[Stored data]
———
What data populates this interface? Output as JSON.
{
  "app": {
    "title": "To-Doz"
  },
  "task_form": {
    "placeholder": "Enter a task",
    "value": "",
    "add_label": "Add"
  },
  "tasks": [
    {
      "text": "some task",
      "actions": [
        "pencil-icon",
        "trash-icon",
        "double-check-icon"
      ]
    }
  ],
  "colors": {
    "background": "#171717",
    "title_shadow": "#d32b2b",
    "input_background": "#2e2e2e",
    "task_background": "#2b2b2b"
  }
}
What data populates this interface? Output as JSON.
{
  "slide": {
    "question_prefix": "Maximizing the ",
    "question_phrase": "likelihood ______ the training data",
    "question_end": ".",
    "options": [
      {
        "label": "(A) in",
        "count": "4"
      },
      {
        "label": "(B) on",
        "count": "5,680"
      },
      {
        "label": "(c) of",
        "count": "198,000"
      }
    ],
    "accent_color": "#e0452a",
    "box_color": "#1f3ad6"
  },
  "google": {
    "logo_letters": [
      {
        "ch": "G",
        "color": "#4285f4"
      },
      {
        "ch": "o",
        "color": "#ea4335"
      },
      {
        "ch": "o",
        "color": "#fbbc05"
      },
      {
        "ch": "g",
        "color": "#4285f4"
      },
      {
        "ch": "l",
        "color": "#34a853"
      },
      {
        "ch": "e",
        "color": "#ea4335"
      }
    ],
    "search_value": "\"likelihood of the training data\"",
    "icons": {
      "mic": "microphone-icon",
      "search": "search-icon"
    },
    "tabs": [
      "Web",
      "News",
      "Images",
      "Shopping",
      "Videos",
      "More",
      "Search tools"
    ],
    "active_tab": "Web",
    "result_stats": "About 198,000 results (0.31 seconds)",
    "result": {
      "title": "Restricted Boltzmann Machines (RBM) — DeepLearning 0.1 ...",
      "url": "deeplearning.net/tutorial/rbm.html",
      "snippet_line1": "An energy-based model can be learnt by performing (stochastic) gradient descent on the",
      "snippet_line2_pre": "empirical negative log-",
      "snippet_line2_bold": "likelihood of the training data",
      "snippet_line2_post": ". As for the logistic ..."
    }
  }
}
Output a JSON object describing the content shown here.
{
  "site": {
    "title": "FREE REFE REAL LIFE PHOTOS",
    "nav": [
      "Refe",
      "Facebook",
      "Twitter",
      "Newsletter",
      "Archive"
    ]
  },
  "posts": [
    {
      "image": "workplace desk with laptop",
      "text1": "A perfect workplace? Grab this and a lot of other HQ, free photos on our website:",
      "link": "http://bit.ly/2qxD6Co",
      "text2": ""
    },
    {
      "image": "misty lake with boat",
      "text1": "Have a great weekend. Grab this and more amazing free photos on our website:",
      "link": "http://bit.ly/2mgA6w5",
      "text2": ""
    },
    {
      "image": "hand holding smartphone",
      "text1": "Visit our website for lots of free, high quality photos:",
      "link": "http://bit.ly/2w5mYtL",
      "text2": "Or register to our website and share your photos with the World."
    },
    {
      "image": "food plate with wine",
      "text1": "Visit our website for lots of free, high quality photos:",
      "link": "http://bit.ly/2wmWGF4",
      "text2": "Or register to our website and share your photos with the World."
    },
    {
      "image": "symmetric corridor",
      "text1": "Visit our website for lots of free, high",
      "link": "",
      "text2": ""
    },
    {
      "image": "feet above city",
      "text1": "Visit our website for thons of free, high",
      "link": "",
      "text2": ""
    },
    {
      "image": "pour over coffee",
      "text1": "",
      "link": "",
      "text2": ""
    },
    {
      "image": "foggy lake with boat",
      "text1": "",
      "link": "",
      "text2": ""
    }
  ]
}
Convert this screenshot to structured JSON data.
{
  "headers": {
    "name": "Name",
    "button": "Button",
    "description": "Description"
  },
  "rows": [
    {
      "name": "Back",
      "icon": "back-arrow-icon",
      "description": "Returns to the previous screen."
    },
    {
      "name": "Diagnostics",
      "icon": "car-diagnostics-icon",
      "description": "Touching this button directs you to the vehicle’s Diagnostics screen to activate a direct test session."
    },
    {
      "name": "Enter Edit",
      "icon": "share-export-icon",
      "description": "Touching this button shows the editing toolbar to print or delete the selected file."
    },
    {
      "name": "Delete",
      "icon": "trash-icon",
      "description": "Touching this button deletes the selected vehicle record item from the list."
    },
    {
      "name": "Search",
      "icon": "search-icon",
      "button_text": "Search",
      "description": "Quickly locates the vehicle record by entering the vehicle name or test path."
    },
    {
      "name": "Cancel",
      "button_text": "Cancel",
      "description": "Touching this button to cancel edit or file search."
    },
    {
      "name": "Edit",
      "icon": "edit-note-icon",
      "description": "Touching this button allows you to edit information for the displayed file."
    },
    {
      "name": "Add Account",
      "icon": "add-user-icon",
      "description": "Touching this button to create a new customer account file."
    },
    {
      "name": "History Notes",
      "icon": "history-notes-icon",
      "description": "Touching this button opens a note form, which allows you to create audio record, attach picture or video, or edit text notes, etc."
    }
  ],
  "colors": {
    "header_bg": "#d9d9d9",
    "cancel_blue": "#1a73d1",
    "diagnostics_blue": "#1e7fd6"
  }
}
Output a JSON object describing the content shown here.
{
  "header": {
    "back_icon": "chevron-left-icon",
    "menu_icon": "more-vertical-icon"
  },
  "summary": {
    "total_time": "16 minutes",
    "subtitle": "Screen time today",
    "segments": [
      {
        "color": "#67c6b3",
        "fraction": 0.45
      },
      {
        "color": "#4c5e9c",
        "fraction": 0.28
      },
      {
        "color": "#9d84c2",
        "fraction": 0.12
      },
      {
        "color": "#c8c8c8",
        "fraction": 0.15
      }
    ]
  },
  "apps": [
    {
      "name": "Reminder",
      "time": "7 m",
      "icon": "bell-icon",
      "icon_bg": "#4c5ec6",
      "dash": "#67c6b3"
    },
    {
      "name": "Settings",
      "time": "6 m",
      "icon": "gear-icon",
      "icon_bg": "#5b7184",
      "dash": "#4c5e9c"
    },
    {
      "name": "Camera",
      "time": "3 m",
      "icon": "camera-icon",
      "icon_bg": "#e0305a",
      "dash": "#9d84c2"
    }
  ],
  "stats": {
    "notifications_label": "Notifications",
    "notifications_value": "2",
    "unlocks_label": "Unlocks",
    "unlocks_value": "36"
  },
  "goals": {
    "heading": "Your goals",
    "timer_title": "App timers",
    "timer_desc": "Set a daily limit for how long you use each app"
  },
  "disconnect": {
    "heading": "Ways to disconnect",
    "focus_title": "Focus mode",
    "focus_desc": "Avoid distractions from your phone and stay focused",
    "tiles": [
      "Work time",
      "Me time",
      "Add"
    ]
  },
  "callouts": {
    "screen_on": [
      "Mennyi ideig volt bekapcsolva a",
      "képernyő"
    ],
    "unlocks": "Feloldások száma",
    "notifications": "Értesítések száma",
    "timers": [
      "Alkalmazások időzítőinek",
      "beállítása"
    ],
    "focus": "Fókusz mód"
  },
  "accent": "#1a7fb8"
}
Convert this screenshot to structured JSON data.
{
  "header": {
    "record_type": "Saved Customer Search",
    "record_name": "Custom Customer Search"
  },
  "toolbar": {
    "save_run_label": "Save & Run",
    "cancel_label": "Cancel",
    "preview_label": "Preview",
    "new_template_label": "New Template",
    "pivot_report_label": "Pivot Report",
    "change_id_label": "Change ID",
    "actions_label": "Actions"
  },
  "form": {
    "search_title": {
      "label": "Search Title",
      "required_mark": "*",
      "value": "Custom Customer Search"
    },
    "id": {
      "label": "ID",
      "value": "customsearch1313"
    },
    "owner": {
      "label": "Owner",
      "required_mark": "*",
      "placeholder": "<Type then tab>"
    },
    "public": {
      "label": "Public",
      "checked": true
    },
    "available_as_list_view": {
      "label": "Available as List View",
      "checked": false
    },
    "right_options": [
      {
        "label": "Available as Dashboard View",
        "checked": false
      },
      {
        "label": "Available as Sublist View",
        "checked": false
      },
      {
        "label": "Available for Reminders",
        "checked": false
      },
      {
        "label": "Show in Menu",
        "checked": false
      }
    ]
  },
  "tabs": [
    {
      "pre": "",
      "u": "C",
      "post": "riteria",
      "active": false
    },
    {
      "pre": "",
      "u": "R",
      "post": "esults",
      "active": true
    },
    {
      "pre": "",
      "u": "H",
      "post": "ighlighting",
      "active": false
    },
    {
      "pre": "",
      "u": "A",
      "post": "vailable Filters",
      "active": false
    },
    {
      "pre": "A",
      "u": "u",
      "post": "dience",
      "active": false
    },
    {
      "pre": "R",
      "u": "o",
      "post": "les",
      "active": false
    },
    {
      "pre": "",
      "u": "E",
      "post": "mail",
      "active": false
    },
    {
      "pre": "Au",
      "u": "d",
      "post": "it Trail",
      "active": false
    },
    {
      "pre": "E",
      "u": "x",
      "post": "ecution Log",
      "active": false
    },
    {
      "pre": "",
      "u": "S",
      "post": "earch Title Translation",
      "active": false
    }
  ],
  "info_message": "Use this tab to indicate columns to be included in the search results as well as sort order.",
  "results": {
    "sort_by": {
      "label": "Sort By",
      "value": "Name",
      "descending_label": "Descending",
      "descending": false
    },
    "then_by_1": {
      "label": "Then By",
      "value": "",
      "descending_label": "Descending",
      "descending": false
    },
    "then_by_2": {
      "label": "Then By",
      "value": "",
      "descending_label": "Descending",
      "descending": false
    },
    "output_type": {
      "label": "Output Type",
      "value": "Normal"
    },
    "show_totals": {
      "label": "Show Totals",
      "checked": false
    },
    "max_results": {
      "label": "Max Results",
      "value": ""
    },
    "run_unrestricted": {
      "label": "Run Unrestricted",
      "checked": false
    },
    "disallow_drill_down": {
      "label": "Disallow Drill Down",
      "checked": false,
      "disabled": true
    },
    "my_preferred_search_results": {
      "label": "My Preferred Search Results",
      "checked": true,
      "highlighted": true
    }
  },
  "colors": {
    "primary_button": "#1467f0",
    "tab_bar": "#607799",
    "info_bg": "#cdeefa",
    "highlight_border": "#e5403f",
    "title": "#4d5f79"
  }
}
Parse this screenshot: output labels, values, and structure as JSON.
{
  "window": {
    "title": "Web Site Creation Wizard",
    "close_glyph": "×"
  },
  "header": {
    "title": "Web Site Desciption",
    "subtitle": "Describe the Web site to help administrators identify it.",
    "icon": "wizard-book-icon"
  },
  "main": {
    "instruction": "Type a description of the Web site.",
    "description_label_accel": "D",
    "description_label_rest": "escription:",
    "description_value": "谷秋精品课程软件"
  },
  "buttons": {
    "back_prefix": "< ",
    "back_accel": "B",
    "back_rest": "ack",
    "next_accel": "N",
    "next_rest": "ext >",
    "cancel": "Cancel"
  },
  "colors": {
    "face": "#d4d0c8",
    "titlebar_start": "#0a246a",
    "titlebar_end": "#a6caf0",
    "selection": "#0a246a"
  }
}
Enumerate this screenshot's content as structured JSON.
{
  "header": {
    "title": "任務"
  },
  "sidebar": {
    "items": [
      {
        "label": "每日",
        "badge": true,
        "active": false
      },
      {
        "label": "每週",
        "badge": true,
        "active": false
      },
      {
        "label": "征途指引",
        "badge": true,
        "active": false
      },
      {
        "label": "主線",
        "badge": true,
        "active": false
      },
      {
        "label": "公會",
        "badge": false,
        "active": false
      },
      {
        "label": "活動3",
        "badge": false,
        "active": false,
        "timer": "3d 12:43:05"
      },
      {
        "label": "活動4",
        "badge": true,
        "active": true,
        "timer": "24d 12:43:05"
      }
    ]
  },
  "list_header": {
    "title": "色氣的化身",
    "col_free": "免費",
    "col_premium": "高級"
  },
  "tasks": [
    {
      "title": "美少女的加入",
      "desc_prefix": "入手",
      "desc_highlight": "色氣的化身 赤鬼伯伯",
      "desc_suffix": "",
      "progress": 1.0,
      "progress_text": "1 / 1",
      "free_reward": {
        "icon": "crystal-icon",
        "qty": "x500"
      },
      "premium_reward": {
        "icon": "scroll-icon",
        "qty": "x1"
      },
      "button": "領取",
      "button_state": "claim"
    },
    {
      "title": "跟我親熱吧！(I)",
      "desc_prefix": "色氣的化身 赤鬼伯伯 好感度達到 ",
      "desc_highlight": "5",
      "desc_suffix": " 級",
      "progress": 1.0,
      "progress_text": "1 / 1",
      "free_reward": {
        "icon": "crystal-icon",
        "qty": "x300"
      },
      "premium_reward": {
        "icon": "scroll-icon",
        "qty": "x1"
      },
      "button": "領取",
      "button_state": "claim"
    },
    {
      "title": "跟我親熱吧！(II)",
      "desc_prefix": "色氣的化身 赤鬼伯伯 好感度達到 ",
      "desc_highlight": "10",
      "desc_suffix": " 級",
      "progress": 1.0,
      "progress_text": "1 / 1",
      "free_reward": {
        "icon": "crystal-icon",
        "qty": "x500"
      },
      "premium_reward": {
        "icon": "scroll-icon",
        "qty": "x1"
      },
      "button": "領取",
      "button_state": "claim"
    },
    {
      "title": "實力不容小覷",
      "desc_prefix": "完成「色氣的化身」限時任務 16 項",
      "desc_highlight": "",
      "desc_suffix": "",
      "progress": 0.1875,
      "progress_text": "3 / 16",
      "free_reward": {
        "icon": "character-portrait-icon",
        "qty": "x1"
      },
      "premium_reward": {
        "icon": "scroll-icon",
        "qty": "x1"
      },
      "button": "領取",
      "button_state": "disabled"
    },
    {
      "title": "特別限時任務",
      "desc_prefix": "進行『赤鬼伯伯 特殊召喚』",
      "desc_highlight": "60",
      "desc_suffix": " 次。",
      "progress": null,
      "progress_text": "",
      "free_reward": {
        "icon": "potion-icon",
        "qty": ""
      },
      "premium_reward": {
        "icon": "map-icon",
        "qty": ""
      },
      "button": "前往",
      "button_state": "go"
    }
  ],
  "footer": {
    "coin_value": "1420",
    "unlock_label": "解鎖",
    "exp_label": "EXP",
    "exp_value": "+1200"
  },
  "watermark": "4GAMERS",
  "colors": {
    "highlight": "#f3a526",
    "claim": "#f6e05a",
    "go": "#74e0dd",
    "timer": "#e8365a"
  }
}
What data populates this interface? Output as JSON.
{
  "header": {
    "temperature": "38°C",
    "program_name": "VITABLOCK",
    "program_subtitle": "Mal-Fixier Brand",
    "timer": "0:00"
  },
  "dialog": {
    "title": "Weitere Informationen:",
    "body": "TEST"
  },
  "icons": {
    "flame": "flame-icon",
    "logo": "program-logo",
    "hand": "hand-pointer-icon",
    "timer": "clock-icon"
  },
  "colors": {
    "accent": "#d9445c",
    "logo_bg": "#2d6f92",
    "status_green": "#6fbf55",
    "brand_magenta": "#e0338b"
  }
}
———
Pick out each line containing the string "allows" and copy it.

**Solved exercise**
      "description": "Touching this button allows you to edit information for the displayed file."
      "description": "Touching this button opens a note form, which allows you to create audio record, attach picture or video, or edit text notes, etc."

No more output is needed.